■ Requirements
Reproduce all entries precisely, down to the last character.
### Source material
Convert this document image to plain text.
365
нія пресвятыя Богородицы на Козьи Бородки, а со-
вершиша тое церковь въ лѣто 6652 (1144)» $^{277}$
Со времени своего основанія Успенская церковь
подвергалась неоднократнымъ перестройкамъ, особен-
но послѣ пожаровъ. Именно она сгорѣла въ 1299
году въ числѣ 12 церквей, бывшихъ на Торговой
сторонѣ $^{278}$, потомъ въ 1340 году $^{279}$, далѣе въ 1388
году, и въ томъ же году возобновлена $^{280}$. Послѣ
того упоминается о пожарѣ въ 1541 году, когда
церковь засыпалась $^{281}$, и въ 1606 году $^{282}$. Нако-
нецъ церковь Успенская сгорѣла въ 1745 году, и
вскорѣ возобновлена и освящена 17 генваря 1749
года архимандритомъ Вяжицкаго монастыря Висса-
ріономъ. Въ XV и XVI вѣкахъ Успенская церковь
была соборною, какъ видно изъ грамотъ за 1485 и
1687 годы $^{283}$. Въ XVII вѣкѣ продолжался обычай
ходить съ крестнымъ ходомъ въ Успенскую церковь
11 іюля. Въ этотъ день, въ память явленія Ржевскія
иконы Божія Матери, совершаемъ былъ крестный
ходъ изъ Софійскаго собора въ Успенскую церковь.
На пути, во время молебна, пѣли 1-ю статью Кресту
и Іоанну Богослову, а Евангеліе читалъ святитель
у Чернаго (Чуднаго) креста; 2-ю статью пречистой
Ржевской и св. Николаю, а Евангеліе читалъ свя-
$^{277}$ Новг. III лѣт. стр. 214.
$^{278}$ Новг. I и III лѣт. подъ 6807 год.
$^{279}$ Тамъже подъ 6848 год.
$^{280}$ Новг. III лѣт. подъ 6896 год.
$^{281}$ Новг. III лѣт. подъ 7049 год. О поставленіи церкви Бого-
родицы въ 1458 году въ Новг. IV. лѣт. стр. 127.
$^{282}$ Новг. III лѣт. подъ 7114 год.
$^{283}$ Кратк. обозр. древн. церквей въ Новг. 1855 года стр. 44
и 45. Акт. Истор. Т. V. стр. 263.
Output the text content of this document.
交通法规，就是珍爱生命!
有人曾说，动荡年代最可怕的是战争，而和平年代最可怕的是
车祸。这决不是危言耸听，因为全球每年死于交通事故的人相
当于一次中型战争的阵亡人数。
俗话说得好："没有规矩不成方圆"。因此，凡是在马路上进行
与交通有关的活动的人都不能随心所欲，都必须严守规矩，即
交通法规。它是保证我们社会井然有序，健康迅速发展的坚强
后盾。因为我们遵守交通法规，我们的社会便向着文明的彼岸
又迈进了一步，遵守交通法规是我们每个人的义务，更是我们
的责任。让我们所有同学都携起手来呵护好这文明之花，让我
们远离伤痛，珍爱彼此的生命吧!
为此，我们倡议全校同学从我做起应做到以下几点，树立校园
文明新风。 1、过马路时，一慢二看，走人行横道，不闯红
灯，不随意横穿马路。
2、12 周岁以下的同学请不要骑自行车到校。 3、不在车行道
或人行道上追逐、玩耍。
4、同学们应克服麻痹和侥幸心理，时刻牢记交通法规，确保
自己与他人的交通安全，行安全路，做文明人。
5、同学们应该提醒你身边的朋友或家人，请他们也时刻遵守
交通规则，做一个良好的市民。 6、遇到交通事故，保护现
######
■ Result for this exercise
Convert this document image to plain text.
365
нія пресвятыя Богородицы на Козьи Бородки, а со-
вершиша тое церковь въ лѣто 6652 (1144)» $^{277}$
Со времени своего основанія Успенская церковь
подвергалась неоднократнымъ перестройкамъ, особен-
но послѣ пожаровъ. Именно она сгорѣла въ 1299
году въ числѣ 12 церквей, бывшихъ на Торговой
сторонѣ $^{278}$, потомъ въ 1340 году $^{279}$, далѣе въ 1388
году, и въ томъ же году возобновлена $^{280}$. Послѣ
того упоминается о пожарѣ въ 1541 году, когда
церковь засыпалась $^{281}$, и въ 1606 году $^{282}$. Нако-
нецъ церковь Успенская сгорѣла въ 1745 году, и
вскорѣ возобновлена и освящена 17 генваря 1749
года архимандритомъ Вяжицкаго монастыря Висса-
ріономъ. Въ XV и XVI вѣкахъ Успенская церковь
была соборною, какъ видно изъ грамотъ за 1485 и
1687 годы $^{283}$. Въ XVII вѣкѣ продолжался обычай
ходить съ крестнымъ ходомъ въ Успенскую церковь
11 іюля. Въ этотъ день, въ память явленія Ржевскія
иконы Божія Матери, совершаемъ былъ крестный
ходъ изъ Софійскаго собора въ Успенскую церковь.
На пути, во время молебна, пѣли 1-ю статью Кресту
и Іоанну Богослову, а Евангеліе читалъ святитель
у Чернаго (Чуднаго) креста; 2-ю статью пречистой
Ржевской и св. Николаю, а Евангеліе читалъ свя-
$^{277}$ Новг. III лѣт. стр. 214.
$^{278}$ Новг. I и III лѣт. подъ 6807 год.
$^{279}$ Тамъже подъ 6848 год.
$^{280}$ Новг. III лѣт. подъ 6896 год.
$^{281}$ Новг. III лѣт. подъ 7049 год. О поставленіи церкви Бого-
родицы въ 1458 году въ Новг. IV. лѣт. стр. 127.
$^{282}$ Новг. III лѣт. подъ 7114 год.
$^{283}$ Кратк. обозр. древн. церквей въ Новг. 1855 года стр. 44
и 45. Акт. Истор. Т. V. стр. 263.
Output the text content of this document.
交通法规，就是珍爱生命!
有人曾说，动荡年代最可怕的是战争，而和平年代最可怕的是
车祸。这决不是危言耸听，因为全球每年死于交通事故的人相
当于一次中型战争的阵亡人数。
俗话说得好："没有规矩不成方圆"。因此，凡是在马路上进行
与交通有关的活动的人都不能随心所欲，都必须严守规矩，即
交通法规。它是保证我们社会井然有序，健康迅速发展的坚强
后盾。因为我们遵守交通法规，我们的社会便向着文明的彼岸
又迈进了一步，遵守交通法规是我们每个人的义务，更是我们
的责任。让我们所有同学都携起手来呵护好这文明之花，让我
们远离伤痛，珍爱彼此的生命吧!
为此，我们倡议全校同学从我做起应做到以下几点，树立校园
文明新风。 1、过马路时，一慢二看，走人行横道，不闯红
灯，不随意横穿马路。
2、12 周岁以下的同学请不要骑自行车到校。 3、不在车行道
或人行道上追逐、玩耍。
4、同学们应克服麻痹和侥幸心理，时刻牢记交通法规，确保
自己与他人的交通安全，行安全路，做文明人。
5、同学们应该提醒你身边的朋友或家人，请他们也时刻遵守
交通规则，做一个良好的市民。 6、遇到交通事故，保护现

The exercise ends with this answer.